The entries below should be output exactly as written.
====
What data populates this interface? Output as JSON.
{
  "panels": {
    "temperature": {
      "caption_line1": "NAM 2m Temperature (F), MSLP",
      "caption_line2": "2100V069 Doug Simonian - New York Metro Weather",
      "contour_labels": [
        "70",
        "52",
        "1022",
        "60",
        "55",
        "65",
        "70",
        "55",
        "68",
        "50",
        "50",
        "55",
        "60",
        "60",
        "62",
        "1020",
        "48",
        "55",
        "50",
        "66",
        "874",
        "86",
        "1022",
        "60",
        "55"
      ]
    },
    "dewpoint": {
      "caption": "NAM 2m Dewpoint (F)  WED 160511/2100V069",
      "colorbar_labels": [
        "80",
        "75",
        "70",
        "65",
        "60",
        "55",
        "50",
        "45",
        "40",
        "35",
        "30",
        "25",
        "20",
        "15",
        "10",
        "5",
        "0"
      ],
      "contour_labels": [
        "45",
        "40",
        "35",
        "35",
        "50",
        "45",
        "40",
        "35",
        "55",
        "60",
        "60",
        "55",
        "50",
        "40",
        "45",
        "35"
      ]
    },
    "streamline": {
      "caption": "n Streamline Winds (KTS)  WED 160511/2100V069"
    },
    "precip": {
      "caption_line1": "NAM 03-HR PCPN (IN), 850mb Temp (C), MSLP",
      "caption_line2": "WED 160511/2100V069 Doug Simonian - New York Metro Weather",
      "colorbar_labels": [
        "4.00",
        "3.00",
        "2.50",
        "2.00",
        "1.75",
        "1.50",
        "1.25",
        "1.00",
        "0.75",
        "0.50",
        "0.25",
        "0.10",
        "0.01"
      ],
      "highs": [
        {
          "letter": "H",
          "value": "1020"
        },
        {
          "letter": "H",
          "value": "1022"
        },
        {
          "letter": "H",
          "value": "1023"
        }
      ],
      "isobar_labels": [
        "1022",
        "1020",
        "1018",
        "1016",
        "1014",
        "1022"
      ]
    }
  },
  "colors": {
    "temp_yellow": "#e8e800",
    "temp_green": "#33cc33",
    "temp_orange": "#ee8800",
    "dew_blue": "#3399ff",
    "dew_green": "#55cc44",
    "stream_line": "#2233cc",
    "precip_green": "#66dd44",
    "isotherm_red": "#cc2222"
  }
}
====
▶ [Solution to this exercise]:
What data populates this interface? Output as JSON.
{
  "panels": {
    "temperature": {
      "caption_line1": "NAM 2m Temperature (F), MSLP",
      "caption_line2": "2100V069 Doug Simonian - New York Metro Weather",
      "contour_labels": [
        "70",
        "52",
        "1022",
        "60",
        "55",
        "65",
        "70",
        "55",
        "68",
        "50",
        "50",
        "55",
        "60",
        "60",
        "62",
        "1020",
        "48",
        "55",
        "50",
        "66",
        "874",
        "86",
        "1022",
        "60",
        "55"
      ]
    },
    "dewpoint": {
      "caption": "NAM 2m Dewpoint (F)  WED 160511/2100V069",
      "colorbar_labels": [
        "80",
        "75",
        "70",
        "65",
        "60",
        "55",
        "50",
        "45",
        "40",
        "35",
        "30",
        "25",
        "20",
        "15",
        "10",
        "5",
        "0"
      ],
      "contour_labels": [
        "45",
        "40",
        "35",
        "35",
        "50",
        "45",
        "40",
        "35",
        "55",
        "60",
        "60",
        "55",
        "50",
        "40",
        "45",
        "35"
      ]
    },
    "streamline": {
      "caption": "n Streamline Winds (KTS)  WED 160511/2100V069"
    },
    "precip": {
      "caption_line1": "NAM 03-HR PCPN (IN), 850mb Temp (C), MSLP",
      "caption_line2": "WED 160511/2100V069 Doug Simonian - New York Metro Weather",
      "colorbar_labels": [
        "4.00",
        "3.00",
        "2.50",
        "2.00",
        "1.75",
        "1.50",
        "1.25",
        "1.00",
        "0.75",
        "0.50",
        "0.25",
        "0.10",
        "0.01"
      ],
      "highs": [
        {
          "letter": "H",
          "value": "1020"
        },
        {
          "letter": "H",
          "value": "1022"
        },
        {
          "letter": "H",
          "value": "1023"
        }
      ],
      "isobar_labels": [
        "1022",
        "1020",
        "1018",
        "1016",
        "1014",
        "1022"
      ]
    }
  },
  "colors": {
    "temp_yellow": "#e8e800",
    "temp_green": "#33cc33",
    "temp_orange": "#ee8800",
    "dew_blue": "#3399ff",
    "dew_green": "#55cc44",
    "stream_line": "#2233cc",
    "precip_green": "#66dd44",
    "isotherm_red": "#cc2222"
  }
}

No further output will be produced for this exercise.